● **Task to carry out**
Please give the entries again in full and exactly, without any picture.

(Figure record listings)
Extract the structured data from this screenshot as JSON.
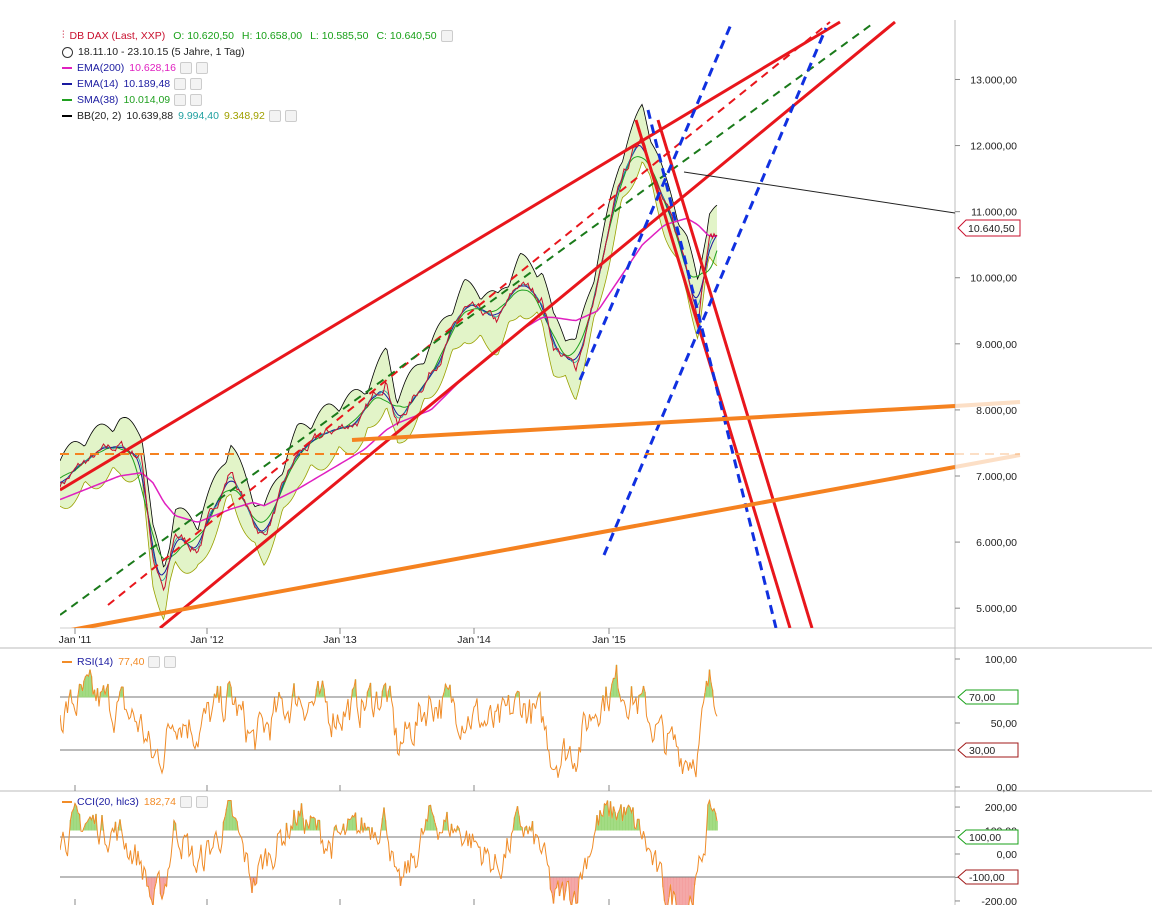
{
  "header": {
    "symbol": "DB DAX (Last, XXP)",
    "ohlc": {
      "o": "O: 10.620,50",
      "h": "H: 10.658,00",
      "l": "L: 10.585,50",
      "c": "C: 10.640,50"
    },
    "range": "18.11.10 - 23.10.15 (5 Jahre, 1 Tag)"
  },
  "indicators": [
    {
      "id": "ema200",
      "label": "EMA(200)",
      "value": "10.628,16",
      "color": "#e020c0"
    },
    {
      "id": "ema14",
      "label": "EMA(14)",
      "value": "10.189,48",
      "color": "#1a1aa0"
    },
    {
      "id": "sma38",
      "label": "SMA(38)",
      "value": "10.014,09",
      "color": "#20a020"
    },
    {
      "id": "bb",
      "label": "BB(20, 2)",
      "value": "10.639,88",
      "value2": "9.994,40",
      "value3": "9.348,92",
      "color": "#000000",
      "color2": "#20a0a0",
      "color3": "#a0a000"
    }
  ],
  "rsi": {
    "label": "RSI(14)",
    "value": "77,40",
    "levels": [
      "70,00",
      "30,00"
    ]
  },
  "cci": {
    "label": "CCI(20, hlc3)",
    "value": "182,74",
    "levels": [
      "100,00",
      "-100,00"
    ]
  },
  "price_tag": "10.640,50",
  "colors": {
    "price": "#c8102e",
    "trend_red": "#e8161c",
    "trend_blue": "#1030e0",
    "trend_orange": "#f58220",
    "trend_green": "#1a7a1a",
    "osc": "#f08c28"
  },
  "chart_data": [
    {
      "type": "line",
      "panel": "price",
      "title": "DB DAX (Last, XXP)",
      "x_ticks": [
        "Jan '11",
        "Jan '12",
        "Jan '13",
        "Jan '14",
        "Jan '15"
      ],
      "y_ticks": [
        "5.000,00",
        "6.000,00",
        "7.000,00",
        "8.000,00",
        "9.000,00",
        "10.000,00",
        "11.000,00",
        "12.000,00",
        "13.000,00"
      ],
      "ylim": [
        4700,
        13900
      ],
      "x": [
        "2010-11",
        "2011-02",
        "2011-05",
        "2011-07",
        "2011-08",
        "2011-09",
        "2011-10",
        "2011-12",
        "2012-03",
        "2012-05",
        "2012-06",
        "2012-09",
        "2012-12",
        "2013-03",
        "2013-05",
        "2013-06",
        "2013-09",
        "2013-12",
        "2014-03",
        "2014-05",
        "2014-07",
        "2014-08",
        "2014-10",
        "2014-12",
        "2015-02",
        "2015-04",
        "2015-06",
        "2015-08",
        "2015-09",
        "2015-10"
      ],
      "series": [
        {
          "name": "DB DAX (Last, XXP)",
          "values": [
            6800,
            7200,
            7450,
            7300,
            5800,
            5200,
            6100,
            5900,
            7100,
            6300,
            6100,
            7300,
            7650,
            7900,
            8500,
            7800,
            8600,
            9500,
            9300,
            9900,
            9700,
            9000,
            8600,
            9900,
            11400,
            12200,
            11100,
            10200,
            9500,
            10640
          ]
        },
        {
          "name": "EMA(200)",
          "values": [
            6600,
            6800,
            7000,
            7050,
            6900,
            6600,
            6400,
            6300,
            6500,
            6600,
            6550,
            6800,
            7100,
            7400,
            7700,
            7800,
            8000,
            8500,
            8900,
            9200,
            9400,
            9400,
            9350,
            9500,
            10000,
            10500,
            10800,
            10900,
            10800,
            10628
          ]
        }
      ]
    },
    {
      "type": "line",
      "panel": "rsi",
      "title": "RSI(14)",
      "y_ticks": [
        "100,00",
        "50,00",
        "0,00"
      ],
      "ylim": [
        0,
        100
      ],
      "series": [
        {
          "name": "RSI(14)",
          "values": [
            55,
            70,
            62,
            48,
            20,
            30,
            60,
            45,
            70,
            35,
            45,
            72,
            58,
            65,
            74,
            30,
            68,
            60,
            45,
            66,
            50,
            25,
            30,
            68,
            82,
            62,
            35,
            25,
            30,
            77
          ]
        }
      ]
    },
    {
      "type": "line",
      "panel": "cci",
      "title": "CCI(20, hlc3)",
      "y_ticks": [
        "200,00",
        "100,00",
        "0,00",
        "-100,00",
        "-200,00"
      ],
      "ylim": [
        -230,
        230
      ],
      "series": [
        {
          "name": "CCI(20, hlc3)",
          "values": [
            60,
            140,
            90,
            -40,
            -210,
            -150,
            130,
            -60,
            160,
            -120,
            -30,
            170,
            40,
            110,
            160,
            -180,
            150,
            90,
            -60,
            130,
            10,
            -200,
            -150,
            140,
            190,
            80,
            -170,
            -210,
            -120,
            183
          ]
        }
      ]
    }
  ]
}
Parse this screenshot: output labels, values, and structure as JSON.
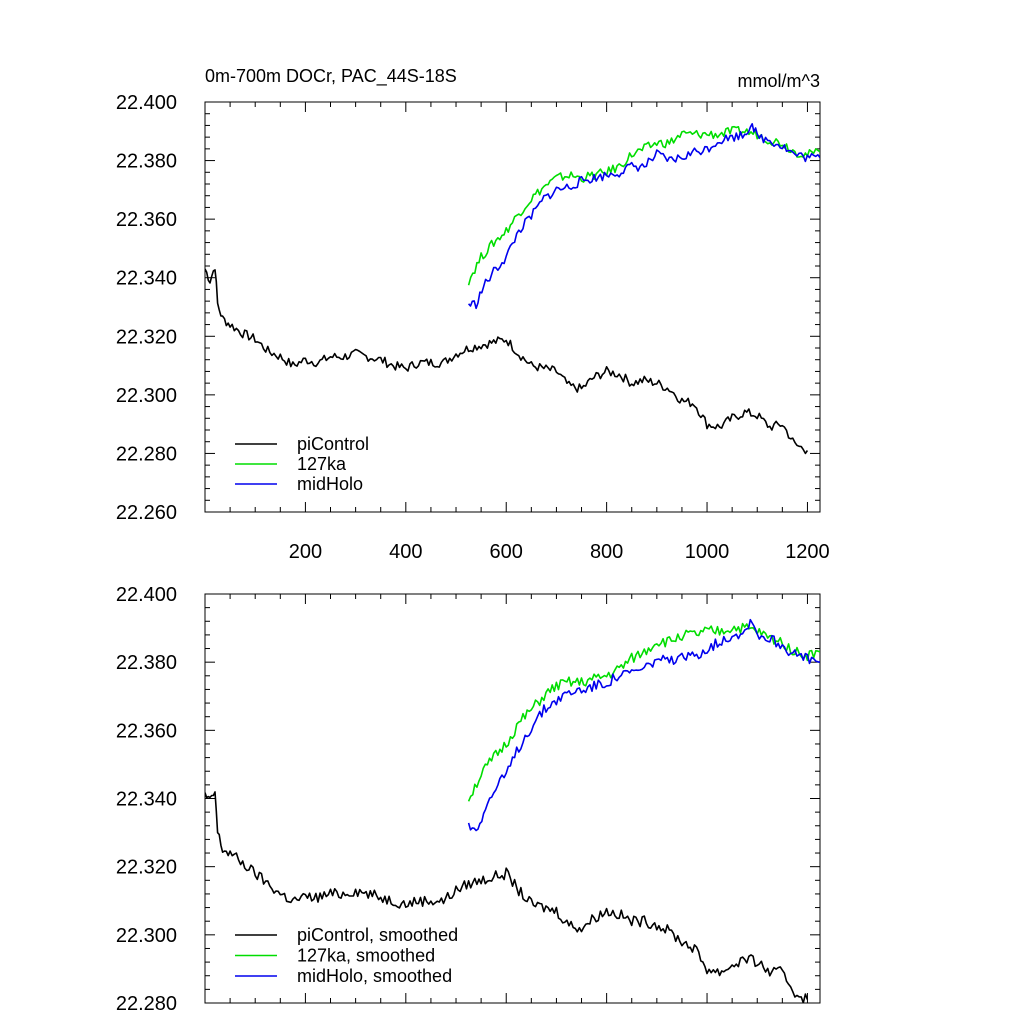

● **Reply**
Extract the structured data from this screenshot as JSON.
{
  "header": {
    "symbol": "DB DAX (Last, XXP)",
    "ohlc": {
      "o": "O: 10.620,50",
      "h": "H: 10.658,00",
      "l": "L: 10.585,50",
      "c": "C: 10.640,50"
    },
    "range": "18.11.10 - 23.10.15 (5 Jahre, 1 Tag)"
  },
  "indicators": [
    {
      "id": "ema200",
      "label": "EMA(200)",
      "value": "10.628,16",
      "color": "#e020c0"
    },
    {
      "id": "ema14",
      "label": "EMA(14)",
      "value": "10.189,48",
      "color": "#1a1aa0"
    },
    {
      "id": "sma38",
      "label": "SMA(38)",
      "value": "10.014,09",
      "color": "#20a020"
    },
    {
      "id": "bb",
      "label": "BB(20, 2)",
      "value": "10.639,88",
      "value2": "9.994,40",
      "value3": "9.348,92",
      "color": "#000000",
      "color2": "#20a0a0",
      "color3": "#a0a000"
    }
  ],
  "rsi": {
    "label": "RSI(14)",
    "value": "77,40",
    "levels": [
      "70,00",
      "30,00"
    ]
  },
  "cci": {
    "label": "CCI(20, hlc3)",
    "value": "182,74",
    "levels": [
      "100,00",
      "-100,00"
    ]
  },
  "price_tag": "10.640,50",
  "colors": {
    "price": "#c8102e",
    "trend_red": "#e8161c",
    "trend_blue": "#1030e0",
    "trend_orange": "#f58220",
    "trend_green": "#1a7a1a",
    "osc": "#f08c28"
  },
  "chart_data": [
    {
      "type": "line",
      "panel": "price",
      "title": "DB DAX (Last, XXP)",
      "x_ticks": [
        "Jan '11",
        "Jan '12",
        "Jan '13",
        "Jan '14",
        "Jan '15"
      ],
      "y_ticks": [
        "5.000,00",
        "6.000,00",
        "7.000,00",
        "8.000,00",
        "9.000,00",
        "10.000,00",
        "11.000,00",
        "12.000,00",
        "13.000,00"
      ],
      "ylim": [
        4700,
        13900
      ],
      "x": [
        "2010-11",
        "2011-02",
        "2011-05",
        "2011-07",
        "2011-08",
        "2011-09",
        "2011-10",
        "2011-12",
        "2012-03",
        "2012-05",
        "2012-06",
        "2012-09",
        "2012-12",
        "2013-03",
        "2013-05",
        "2013-06",
        "2013-09",
        "2013-12",
        "2014-03",
        "2014-05",
        "2014-07",
        "2014-08",
        "2014-10",
        "2014-12",
        "2015-02",
        "2015-04",
        "2015-06",
        "2015-08",
        "2015-09",
        "2015-10"
      ],
      "series": [
        {
          "name": "DB DAX (Last, XXP)",
          "values": [
            6800,
            7200,
            7450,
            7300,
            5800,
            5200,
            6100,
            5900,
            7100,
            6300,
            6100,
            7300,
            7650,
            7900,
            8500,
            7800,
            8600,
            9500,
            9300,
            9900,
            9700,
            9000,
            8600,
            9900,
            11400,
            12200,
            11100,
            10200,
            9500,
            10640
          ]
        },
        {
          "name": "EMA(200)",
          "values": [
            6600,
            6800,
            7000,
            7050,
            6900,
            6600,
            6400,
            6300,
            6500,
            6600,
            6550,
            6800,
            7100,
            7400,
            7700,
            7800,
            8000,
            8500,
            8900,
            9200,
            9400,
            9400,
            9350,
            9500,
            10000,
            10500,
            10800,
            10900,
            10800,
            10628
          ]
        }
      ]
    },
    {
      "type": "line",
      "panel": "rsi",
      "title": "RSI(14)",
      "y_ticks": [
        "100,00",
        "50,00",
        "0,00"
      ],
      "ylim": [
        0,
        100
      ],
      "series": [
        {
          "name": "RSI(14)",
          "values": [
            55,
            70,
            62,
            48,
            20,
            30,
            60,
            45,
            70,
            35,
            45,
            72,
            58,
            65,
            74,
            30,
            68,
            60,
            45,
            66,
            50,
            25,
            30,
            68,
            82,
            62,
            35,
            25,
            30,
            77
          ]
        }
      ]
    },
    {
      "type": "line",
      "panel": "cci",
      "title": "CCI(20, hlc3)",
      "y_ticks": [
        "200,00",
        "100,00",
        "0,00",
        "-100,00",
        "-200,00"
      ],
      "ylim": [
        -230,
        230
      ],
      "series": [
        {
          "name": "CCI(20, hlc3)",
          "values": [
            60,
            140,
            90,
            -40,
            -210,
            -150,
            130,
            -60,
            160,
            -120,
            -30,
            170,
            40,
            110,
            160,
            -180,
            150,
            90,
            -60,
            130,
            10,
            -200,
            -150,
            140,
            190,
            80,
            -170,
            -210,
            -120,
            183
          ]
        }
      ]
    }
  ]
}
Parse this screenshot: output labels, values, and structure as JSON.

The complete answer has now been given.